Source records
────

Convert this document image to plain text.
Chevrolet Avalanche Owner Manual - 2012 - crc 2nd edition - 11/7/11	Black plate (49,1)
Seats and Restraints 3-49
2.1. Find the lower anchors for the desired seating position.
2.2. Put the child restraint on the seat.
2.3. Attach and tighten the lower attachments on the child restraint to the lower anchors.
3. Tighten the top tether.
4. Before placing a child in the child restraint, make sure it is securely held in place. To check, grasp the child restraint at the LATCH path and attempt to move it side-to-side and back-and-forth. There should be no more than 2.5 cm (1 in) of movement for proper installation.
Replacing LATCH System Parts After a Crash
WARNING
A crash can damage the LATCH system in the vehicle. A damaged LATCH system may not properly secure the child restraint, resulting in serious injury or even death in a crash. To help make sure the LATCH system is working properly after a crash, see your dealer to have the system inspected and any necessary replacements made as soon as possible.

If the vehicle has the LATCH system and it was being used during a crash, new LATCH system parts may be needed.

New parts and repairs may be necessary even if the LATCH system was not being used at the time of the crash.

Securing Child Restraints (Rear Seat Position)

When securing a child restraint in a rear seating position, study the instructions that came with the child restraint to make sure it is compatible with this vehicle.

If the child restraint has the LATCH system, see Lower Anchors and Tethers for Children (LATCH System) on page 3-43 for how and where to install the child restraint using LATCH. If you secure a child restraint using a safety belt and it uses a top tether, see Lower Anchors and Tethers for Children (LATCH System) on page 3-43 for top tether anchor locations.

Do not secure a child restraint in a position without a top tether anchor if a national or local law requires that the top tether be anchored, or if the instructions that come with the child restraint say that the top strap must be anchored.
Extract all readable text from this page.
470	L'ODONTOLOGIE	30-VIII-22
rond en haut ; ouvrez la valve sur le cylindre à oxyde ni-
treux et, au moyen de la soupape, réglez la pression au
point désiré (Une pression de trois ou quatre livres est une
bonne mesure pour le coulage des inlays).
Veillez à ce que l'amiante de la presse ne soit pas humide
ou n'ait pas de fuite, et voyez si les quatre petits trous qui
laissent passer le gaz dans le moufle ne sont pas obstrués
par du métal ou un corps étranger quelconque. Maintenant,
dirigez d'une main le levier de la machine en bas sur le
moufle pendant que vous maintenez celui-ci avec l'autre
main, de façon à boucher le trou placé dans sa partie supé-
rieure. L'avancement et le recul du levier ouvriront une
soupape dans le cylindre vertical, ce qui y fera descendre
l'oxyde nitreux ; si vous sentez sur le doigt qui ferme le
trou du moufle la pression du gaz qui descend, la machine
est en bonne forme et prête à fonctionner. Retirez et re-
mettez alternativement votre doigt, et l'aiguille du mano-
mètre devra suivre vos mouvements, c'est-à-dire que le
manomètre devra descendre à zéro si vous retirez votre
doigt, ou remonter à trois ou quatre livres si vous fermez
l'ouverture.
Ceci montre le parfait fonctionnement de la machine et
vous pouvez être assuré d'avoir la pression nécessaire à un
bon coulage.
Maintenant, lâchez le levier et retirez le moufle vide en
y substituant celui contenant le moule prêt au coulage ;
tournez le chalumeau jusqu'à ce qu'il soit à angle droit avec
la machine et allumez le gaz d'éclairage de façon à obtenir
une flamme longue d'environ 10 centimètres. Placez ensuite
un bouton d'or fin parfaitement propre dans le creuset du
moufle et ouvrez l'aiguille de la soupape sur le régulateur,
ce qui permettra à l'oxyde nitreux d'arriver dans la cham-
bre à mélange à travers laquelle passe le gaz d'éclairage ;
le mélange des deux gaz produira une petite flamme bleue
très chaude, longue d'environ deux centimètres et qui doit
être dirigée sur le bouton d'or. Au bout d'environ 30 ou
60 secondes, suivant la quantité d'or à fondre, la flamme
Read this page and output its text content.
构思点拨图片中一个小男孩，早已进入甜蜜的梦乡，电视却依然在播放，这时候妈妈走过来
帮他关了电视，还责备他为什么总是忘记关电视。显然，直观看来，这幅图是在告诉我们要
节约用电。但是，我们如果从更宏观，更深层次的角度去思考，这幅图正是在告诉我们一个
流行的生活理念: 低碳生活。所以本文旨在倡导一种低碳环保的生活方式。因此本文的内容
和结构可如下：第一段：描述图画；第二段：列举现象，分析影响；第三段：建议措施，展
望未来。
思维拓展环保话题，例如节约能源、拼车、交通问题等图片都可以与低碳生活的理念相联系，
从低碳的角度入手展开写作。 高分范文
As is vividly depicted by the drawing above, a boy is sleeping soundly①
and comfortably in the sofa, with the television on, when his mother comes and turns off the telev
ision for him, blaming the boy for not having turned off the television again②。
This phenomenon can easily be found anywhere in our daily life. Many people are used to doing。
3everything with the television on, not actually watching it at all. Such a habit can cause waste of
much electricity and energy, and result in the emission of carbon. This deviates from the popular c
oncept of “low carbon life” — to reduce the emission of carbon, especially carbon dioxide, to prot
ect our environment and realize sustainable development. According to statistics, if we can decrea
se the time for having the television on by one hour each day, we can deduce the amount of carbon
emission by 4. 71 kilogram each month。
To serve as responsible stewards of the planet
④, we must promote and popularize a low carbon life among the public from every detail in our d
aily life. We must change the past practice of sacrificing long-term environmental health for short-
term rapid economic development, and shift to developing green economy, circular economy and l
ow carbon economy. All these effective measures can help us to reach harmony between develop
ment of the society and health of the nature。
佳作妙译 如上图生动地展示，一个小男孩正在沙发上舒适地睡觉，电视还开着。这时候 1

────

**What you have to do**
Reproduce the records in full, exactly as written.

**Completed exercise**
Convert this document image to plain text.
Chevrolet Avalanche Owner Manual - 2012 - crc 2nd edition - 11/7/11	Black plate (49,1)
Seats and Restraints 3-49
2.1. Find the lower anchors for the desired seating position.
2.2. Put the child restraint on the seat.
2.3. Attach and tighten the lower attachments on the child restraint to the lower anchors.
3. Tighten the top tether.
4. Before placing a child in the child restraint, make sure it is securely held in place. To check, grasp the child restraint at the LATCH path and attempt to move it side-to-side and back-and-forth. There should be no more than 2.5 cm (1 in) of movement for proper installation.
Replacing LATCH System Parts After a Crash
WARNING
A crash can damage the LATCH system in the vehicle. A damaged LATCH system may not properly secure the child restraint, resulting in serious injury or even death in a crash. To help make sure the LATCH system is working properly after a crash, see your dealer to have the system inspected and any necessary replacements made as soon as possible.

If the vehicle has the LATCH system and it was being used during a crash, new LATCH system parts may be needed.

New parts and repairs may be necessary even if the LATCH system was not being used at the time of the crash.

Securing Child Restraints (Rear Seat Position)

When securing a child restraint in a rear seating position, study the instructions that came with the child restraint to make sure it is compatible with this vehicle.

If the child restraint has the LATCH system, see Lower Anchors and Tethers for Children (LATCH System) on page 3-43 for how and where to install the child restraint using LATCH. If you secure a child restraint using a safety belt and it uses a top tether, see Lower Anchors and Tethers for Children (LATCH System) on page 3-43 for top tether anchor locations.

Do not secure a child restraint in a position without a top tether anchor if a national or local law requires that the top tether be anchored, or if the instructions that come with the child restraint say that the top strap must be anchored.
Extract all readable text from this page.
470	L'ODONTOLOGIE	30-VIII-22
rond en haut ; ouvrez la valve sur le cylindre à oxyde ni-
treux et, au moyen de la soupape, réglez la pression au
point désiré (Une pression de trois ou quatre livres est une
bonne mesure pour le coulage des inlays).
Veillez à ce que l'amiante de la presse ne soit pas humide
ou n'ait pas de fuite, et voyez si les quatre petits trous qui
laissent passer le gaz dans le moufle ne sont pas obstrués
par du métal ou un corps étranger quelconque. Maintenant,
dirigez d'une main le levier de la machine en bas sur le
moufle pendant que vous maintenez celui-ci avec l'autre
main, de façon à boucher le trou placé dans sa partie supé-
rieure. L'avancement et le recul du levier ouvriront une
soupape dans le cylindre vertical, ce qui y fera descendre
l'oxyde nitreux ; si vous sentez sur le doigt qui ferme le
trou du moufle la pression du gaz qui descend, la machine
est en bonne forme et prête à fonctionner. Retirez et re-
mettez alternativement votre doigt, et l'aiguille du mano-
mètre devra suivre vos mouvements, c'est-à-dire que le
manomètre devra descendre à zéro si vous retirez votre
doigt, ou remonter à trois ou quatre livres si vous fermez
l'ouverture.
Ceci montre le parfait fonctionnement de la machine et
vous pouvez être assuré d'avoir la pression nécessaire à un
bon coulage.
Maintenant, lâchez le levier et retirez le moufle vide en
y substituant celui contenant le moule prêt au coulage ;
tournez le chalumeau jusqu'à ce qu'il soit à angle droit avec
la machine et allumez le gaz d'éclairage de façon à obtenir
une flamme longue d'environ 10 centimètres. Placez ensuite
un bouton d'or fin parfaitement propre dans le creuset du
moufle et ouvrez l'aiguille de la soupape sur le régulateur,
ce qui permettra à l'oxyde nitreux d'arriver dans la cham-
bre à mélange à travers laquelle passe le gaz d'éclairage ;
le mélange des deux gaz produira une petite flamme bleue
très chaude, longue d'environ deux centimètres et qui doit
être dirigée sur le bouton d'or. Au bout d'environ 30 ou
60 secondes, suivant la quantité d'or à fondre, la flamme
Read this page and output its text content.
构思点拨图片中一个小男孩，早已进入甜蜜的梦乡，电视却依然在播放，这时候妈妈走过来
帮他关了电视，还责备他为什么总是忘记关电视。显然，直观看来，这幅图是在告诉我们要
节约用电。但是，我们如果从更宏观，更深层次的角度去思考，这幅图正是在告诉我们一个
流行的生活理念: 低碳生活。所以本文旨在倡导一种低碳环保的生活方式。因此本文的内容
和结构可如下：第一段：描述图画；第二段：列举现象，分析影响；第三段：建议措施，展
望未来。
思维拓展环保话题，例如节约能源、拼车、交通问题等图片都可以与低碳生活的理念相联系，
从低碳的角度入手展开写作。 高分范文
As is vividly depicted by the drawing above, a boy is sleeping soundly①
and comfortably in the sofa, with the television on, when his mother comes and turns off the telev
ision for him, blaming the boy for not having turned off the television again②。
This phenomenon can easily be found anywhere in our daily life. Many people are used to doing。
3everything with the television on, not actually watching it at all. Such a habit can cause waste of
much electricity and energy, and result in the emission of carbon. This deviates from the popular c
oncept of “low carbon life” — to reduce the emission of carbon, especially carbon dioxide, to prot
ect our environment and realize sustainable development. According to statistics, if we can decrea
se the time for having the television on by one hour each day, we can deduce the amount of carbon
emission by 4. 71 kilogram each month。
To serve as responsible stewards of the planet
④, we must promote and popularize a low carbon life among the public from every detail in our d
aily life. We must change the past practice of sacrificing long-term environmental health for short-
term rapid economic development, and shift to developing green economy, circular economy and l
ow carbon economy. All these effective measures can help us to reach harmony between develop
ment of the society and health of the nature。
佳作妙译 如上图生动地展示，一个小男孩正在沙发上舒适地睡觉，电视还开着。这时候 1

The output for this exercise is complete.